REQUIREMENT: Return only the number of lines in the entries below that hold the word "JSON".

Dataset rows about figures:
-----

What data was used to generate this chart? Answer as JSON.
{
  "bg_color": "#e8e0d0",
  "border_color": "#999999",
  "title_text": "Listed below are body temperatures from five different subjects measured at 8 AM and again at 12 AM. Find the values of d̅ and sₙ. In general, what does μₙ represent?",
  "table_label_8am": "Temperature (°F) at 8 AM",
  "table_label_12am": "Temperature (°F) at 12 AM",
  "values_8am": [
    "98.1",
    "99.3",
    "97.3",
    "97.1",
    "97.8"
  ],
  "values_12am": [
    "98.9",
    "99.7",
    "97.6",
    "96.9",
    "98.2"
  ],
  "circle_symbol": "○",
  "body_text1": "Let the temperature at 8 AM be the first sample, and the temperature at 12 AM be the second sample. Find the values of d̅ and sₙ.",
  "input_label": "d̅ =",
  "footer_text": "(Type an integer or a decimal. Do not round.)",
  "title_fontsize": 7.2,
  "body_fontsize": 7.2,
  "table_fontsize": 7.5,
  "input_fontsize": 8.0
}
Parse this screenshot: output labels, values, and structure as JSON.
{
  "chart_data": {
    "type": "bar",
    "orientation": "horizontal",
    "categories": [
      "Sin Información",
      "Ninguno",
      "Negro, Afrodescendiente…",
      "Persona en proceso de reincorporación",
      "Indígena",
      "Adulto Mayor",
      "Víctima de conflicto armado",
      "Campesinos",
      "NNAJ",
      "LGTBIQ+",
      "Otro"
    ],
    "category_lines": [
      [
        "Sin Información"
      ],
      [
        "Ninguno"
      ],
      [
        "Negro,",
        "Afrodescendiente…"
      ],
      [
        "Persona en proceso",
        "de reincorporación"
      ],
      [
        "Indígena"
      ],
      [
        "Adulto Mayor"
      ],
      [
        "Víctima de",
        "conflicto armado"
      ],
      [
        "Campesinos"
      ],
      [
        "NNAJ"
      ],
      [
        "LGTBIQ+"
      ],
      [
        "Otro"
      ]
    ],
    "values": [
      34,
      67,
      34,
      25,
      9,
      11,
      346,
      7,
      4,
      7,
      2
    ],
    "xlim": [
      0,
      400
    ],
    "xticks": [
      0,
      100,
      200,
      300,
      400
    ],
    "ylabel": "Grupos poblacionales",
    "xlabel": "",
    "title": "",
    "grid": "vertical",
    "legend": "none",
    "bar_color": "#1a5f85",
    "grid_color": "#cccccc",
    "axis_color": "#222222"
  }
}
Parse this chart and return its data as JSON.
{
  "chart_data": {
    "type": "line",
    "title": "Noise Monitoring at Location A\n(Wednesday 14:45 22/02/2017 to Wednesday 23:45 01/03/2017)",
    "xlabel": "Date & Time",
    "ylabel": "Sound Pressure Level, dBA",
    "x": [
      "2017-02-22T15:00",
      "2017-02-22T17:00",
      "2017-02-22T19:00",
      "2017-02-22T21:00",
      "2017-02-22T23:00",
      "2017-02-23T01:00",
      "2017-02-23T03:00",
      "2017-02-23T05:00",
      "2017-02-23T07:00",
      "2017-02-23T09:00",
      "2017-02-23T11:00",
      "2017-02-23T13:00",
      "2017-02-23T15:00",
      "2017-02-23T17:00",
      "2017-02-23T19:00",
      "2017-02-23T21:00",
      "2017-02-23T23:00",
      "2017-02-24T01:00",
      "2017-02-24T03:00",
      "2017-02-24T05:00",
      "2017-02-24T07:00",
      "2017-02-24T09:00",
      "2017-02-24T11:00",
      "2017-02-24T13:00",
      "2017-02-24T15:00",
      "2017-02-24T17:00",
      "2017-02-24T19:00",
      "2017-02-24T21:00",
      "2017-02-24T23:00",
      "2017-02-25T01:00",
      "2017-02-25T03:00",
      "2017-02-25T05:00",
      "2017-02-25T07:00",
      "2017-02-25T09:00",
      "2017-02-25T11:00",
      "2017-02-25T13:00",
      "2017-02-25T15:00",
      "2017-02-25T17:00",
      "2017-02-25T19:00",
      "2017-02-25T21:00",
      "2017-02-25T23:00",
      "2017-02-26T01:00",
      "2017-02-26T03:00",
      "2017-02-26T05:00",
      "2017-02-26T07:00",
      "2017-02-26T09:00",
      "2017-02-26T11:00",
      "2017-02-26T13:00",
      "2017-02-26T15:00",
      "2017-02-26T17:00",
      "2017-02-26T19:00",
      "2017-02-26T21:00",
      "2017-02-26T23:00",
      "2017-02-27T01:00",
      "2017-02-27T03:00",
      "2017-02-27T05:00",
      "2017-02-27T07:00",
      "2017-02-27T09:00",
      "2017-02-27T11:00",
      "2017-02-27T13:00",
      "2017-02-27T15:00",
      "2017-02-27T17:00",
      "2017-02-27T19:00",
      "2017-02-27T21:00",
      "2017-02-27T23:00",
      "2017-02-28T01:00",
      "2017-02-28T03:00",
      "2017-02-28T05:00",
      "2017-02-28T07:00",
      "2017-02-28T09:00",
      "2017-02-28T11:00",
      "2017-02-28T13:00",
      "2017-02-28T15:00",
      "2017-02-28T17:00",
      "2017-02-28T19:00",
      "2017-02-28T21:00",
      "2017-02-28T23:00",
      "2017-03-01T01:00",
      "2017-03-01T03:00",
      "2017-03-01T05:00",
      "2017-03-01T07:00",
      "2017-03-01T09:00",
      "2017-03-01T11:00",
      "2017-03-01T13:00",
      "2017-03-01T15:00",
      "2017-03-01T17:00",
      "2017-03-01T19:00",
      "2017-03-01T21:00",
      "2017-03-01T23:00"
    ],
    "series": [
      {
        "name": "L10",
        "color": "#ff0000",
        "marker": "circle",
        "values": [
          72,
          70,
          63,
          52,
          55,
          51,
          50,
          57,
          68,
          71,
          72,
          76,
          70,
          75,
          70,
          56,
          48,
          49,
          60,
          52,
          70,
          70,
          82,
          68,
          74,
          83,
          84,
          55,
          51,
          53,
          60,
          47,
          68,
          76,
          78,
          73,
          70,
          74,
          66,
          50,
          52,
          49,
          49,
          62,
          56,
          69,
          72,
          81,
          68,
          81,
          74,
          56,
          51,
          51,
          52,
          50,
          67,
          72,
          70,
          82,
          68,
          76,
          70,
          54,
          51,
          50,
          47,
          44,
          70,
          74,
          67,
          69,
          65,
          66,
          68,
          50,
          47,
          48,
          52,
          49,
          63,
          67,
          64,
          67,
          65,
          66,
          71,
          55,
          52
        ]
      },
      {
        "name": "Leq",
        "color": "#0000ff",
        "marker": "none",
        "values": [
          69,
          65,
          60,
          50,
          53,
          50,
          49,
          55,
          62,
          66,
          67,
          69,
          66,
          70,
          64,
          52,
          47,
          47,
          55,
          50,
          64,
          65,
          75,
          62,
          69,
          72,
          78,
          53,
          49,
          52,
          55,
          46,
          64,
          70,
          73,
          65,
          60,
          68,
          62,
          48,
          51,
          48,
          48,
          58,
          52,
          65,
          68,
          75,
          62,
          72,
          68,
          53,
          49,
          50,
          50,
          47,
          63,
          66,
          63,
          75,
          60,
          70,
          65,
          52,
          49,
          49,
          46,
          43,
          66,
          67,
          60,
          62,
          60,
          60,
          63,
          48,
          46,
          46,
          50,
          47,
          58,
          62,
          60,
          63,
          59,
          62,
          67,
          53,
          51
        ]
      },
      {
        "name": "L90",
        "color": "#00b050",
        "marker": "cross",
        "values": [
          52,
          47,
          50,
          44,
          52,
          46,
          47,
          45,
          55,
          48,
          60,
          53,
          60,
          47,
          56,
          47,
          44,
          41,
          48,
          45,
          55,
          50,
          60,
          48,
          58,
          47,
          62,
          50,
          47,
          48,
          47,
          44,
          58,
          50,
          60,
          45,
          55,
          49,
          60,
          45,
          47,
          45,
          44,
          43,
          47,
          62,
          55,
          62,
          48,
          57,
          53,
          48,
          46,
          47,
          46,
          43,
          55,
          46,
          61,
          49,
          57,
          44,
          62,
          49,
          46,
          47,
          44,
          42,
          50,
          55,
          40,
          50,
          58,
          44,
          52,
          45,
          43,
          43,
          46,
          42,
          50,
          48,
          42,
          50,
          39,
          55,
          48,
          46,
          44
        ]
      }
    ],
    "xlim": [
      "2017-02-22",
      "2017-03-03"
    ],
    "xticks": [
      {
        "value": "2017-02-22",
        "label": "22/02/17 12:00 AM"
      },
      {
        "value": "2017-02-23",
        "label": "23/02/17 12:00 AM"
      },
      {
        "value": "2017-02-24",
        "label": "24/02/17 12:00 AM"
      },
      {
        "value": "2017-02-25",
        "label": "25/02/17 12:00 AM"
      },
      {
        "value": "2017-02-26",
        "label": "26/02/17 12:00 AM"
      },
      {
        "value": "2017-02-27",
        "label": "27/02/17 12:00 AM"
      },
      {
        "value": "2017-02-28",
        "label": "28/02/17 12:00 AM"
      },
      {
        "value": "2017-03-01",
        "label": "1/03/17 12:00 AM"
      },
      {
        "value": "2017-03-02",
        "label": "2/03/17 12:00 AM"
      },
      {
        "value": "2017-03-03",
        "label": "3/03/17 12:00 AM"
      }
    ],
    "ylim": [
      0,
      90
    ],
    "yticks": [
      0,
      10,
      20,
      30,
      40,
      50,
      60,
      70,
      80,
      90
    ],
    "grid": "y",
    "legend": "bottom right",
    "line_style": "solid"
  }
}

-----

OUTPUT BELOW: 3